EXERCISE OBJECTIVE: Using the records below, count the lines with "color" in them. Give the number only.

INPUT RECORDS:
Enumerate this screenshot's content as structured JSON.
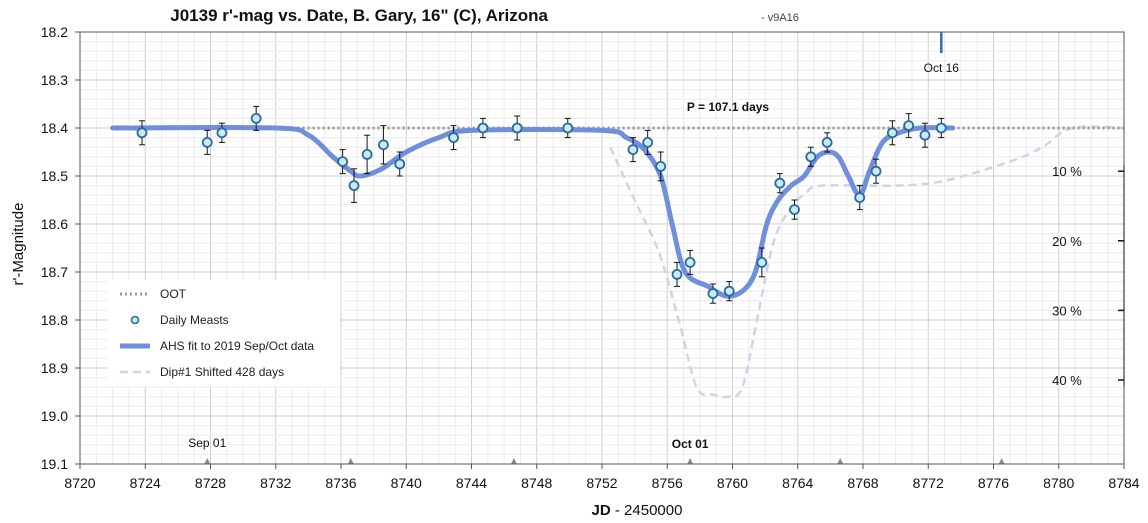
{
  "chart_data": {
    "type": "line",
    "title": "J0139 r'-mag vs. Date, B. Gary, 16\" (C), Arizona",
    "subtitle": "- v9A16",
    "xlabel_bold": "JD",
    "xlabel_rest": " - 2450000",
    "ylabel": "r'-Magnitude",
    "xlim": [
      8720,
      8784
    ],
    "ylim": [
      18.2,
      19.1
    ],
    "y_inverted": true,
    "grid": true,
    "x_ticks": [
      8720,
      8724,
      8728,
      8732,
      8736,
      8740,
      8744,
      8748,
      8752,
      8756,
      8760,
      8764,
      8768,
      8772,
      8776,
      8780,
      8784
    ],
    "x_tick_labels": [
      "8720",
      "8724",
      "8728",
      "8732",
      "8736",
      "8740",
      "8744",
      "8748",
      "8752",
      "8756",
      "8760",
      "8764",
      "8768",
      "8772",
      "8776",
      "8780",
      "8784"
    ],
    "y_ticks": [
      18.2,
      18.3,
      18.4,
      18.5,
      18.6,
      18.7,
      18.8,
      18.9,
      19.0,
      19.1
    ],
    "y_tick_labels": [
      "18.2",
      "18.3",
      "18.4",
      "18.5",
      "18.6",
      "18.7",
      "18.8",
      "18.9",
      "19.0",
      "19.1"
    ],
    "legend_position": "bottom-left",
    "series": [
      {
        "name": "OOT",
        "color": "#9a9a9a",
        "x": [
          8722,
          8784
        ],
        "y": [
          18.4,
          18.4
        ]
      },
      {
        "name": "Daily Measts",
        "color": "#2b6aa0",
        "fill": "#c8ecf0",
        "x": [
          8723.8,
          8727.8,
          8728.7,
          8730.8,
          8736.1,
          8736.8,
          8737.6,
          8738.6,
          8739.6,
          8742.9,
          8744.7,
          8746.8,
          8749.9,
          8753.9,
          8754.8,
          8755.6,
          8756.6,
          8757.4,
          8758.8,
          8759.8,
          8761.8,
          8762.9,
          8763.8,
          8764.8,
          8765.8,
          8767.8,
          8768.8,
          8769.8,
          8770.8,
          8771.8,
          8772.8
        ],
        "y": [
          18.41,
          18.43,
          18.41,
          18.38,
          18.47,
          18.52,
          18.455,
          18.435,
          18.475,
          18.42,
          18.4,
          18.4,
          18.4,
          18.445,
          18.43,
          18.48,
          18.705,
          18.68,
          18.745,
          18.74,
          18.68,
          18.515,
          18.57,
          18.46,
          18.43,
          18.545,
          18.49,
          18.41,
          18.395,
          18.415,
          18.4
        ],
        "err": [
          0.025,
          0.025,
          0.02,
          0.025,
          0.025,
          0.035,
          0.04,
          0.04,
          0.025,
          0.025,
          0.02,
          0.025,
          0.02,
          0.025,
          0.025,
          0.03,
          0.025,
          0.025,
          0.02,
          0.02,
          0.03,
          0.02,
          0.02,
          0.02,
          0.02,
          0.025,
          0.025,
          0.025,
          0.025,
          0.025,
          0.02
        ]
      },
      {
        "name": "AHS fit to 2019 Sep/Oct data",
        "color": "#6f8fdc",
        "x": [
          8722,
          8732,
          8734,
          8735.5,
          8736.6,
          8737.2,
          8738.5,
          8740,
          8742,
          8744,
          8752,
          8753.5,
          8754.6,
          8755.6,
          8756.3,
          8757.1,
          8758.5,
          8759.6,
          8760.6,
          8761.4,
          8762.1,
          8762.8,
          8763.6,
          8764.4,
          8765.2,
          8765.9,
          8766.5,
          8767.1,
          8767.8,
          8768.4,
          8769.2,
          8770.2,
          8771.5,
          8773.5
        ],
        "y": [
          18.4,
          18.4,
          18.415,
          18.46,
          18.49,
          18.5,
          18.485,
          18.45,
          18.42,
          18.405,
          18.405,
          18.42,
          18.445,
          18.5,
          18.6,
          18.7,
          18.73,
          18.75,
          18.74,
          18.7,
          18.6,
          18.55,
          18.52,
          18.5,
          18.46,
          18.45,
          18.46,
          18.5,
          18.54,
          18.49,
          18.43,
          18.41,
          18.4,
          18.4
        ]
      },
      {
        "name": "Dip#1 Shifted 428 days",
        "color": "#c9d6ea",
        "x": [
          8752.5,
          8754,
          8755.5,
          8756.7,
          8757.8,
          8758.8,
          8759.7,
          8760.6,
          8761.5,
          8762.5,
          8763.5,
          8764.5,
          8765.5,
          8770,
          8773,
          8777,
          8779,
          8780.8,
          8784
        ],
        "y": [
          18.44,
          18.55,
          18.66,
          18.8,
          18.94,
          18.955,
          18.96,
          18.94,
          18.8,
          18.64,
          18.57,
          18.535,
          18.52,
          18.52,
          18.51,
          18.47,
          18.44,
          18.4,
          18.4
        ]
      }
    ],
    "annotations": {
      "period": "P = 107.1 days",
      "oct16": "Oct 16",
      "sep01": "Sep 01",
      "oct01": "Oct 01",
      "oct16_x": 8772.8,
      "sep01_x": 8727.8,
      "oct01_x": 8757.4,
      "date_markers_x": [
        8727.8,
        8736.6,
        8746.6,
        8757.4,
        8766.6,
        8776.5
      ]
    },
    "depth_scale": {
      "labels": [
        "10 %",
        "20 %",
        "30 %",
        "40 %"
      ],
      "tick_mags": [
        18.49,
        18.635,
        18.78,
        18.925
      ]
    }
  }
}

THE OUTPUT: 4